Task objective: Copy the data that follows, character for character, minus the pictures.

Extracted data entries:
══════════

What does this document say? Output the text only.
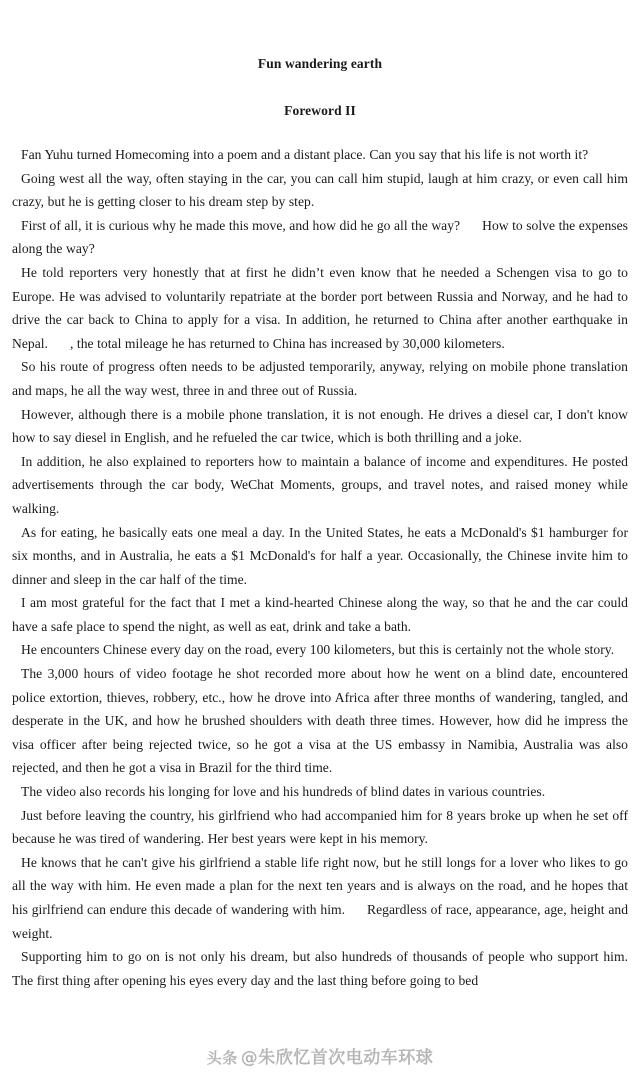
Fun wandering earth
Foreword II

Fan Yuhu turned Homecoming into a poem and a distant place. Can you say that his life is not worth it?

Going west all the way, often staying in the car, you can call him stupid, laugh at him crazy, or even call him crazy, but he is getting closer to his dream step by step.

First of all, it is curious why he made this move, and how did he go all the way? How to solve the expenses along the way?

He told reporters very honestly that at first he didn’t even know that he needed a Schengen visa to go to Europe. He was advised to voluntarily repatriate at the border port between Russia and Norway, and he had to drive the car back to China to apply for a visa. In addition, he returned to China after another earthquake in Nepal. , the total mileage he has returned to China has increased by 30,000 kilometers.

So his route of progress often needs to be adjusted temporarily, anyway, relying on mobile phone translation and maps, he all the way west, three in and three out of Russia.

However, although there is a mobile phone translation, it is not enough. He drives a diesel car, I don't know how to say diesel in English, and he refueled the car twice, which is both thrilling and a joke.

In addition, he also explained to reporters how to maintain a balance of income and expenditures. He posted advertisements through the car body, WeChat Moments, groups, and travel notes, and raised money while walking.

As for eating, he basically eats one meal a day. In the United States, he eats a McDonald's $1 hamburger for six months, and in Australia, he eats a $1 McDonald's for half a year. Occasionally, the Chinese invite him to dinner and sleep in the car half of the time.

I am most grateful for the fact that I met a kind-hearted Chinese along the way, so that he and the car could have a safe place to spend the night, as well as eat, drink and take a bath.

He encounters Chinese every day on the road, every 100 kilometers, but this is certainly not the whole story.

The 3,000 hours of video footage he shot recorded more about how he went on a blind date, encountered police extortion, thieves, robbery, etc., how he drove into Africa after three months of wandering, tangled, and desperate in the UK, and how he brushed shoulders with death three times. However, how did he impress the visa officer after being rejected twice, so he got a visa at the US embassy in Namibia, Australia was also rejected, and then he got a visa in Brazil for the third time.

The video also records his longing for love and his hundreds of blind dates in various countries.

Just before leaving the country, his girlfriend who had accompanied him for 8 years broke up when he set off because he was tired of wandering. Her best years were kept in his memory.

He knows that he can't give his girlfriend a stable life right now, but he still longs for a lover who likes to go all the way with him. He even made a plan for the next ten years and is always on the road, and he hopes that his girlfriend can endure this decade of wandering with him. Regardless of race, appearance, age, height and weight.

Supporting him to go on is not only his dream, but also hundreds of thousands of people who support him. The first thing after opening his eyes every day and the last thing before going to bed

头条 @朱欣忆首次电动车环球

══════════

Written response:
What does this document say? Output the text only.
Fun wandering earth
Foreword II

Fan Yuhu turned Homecoming into a poem and a distant place. Can you say that his life is not worth it?

Going west all the way, often staying in the car, you can call him stupid, laugh at him crazy, or even call him crazy, but he is getting closer to his dream step by step.

First of all, it is curious why he made this move, and how did he go all the way? How to solve the expenses along the way?

He told reporters very honestly that at first he didn’t even know that he needed a Schengen visa to go to Europe. He was advised to voluntarily repatriate at the border port between Russia and Norway, and he had to drive the car back to China to apply for a visa. In addition, he returned to China after another earthquake in Nepal. , the total mileage he has returned to China has increased by 30,000 kilometers.

So his route of progress often needs to be adjusted temporarily, anyway, relying on mobile phone translation and maps, he all the way west, three in and three out of Russia.

However, although there is a mobile phone translation, it is not enough. He drives a diesel car, I don't know how to say diesel in English, and he refueled the car twice, which is both thrilling and a joke.

In addition, he also explained to reporters how to maintain a balance of income and expenditures. He posted advertisements through the car body, WeChat Moments, groups, and travel notes, and raised money while walking.

As for eating, he basically eats one meal a day. In the United States, he eats a McDonald's $1 hamburger for six months, and in Australia, he eats a $1 McDonald's for half a year. Occasionally, the Chinese invite him to dinner and sleep in the car half of the time.

I am most grateful for the fact that I met a kind-hearted Chinese along the way, so that he and the car could have a safe place to spend the night, as well as eat, drink and take a bath.

He encounters Chinese every day on the road, every 100 kilometers, but this is certainly not the whole story.

The 3,000 hours of video footage he shot recorded more about how he went on a blind date, encountered police extortion, thieves, robbery, etc., how he drove into Africa after three months of wandering, tangled, and desperate in the UK, and how he brushed shoulders with death three times. However, how did he impress the visa officer after being rejected twice, so he got a visa at the US embassy in Namibia, Australia was also rejected, and then he got a visa in Brazil for the third time.

The video also records his longing for love and his hundreds of blind dates in various countries.

Just before leaving the country, his girlfriend who had accompanied him for 8 years broke up when he set off because he was tired of wandering. Her best years were kept in his memory.

He knows that he can't give his girlfriend a stable life right now, but he still longs for a lover who likes to go all the way with him. He even made a plan for the next ten years and is always on the road, and he hopes that his girlfriend can endure this decade of wandering with him. Regardless of race, appearance, age, height and weight.

Supporting him to go on is not only his dream, but also hundreds of thousands of people who support him. The first thing after opening his eyes every day and the last thing before going to bed

头条 @朱欣忆首次电动车环球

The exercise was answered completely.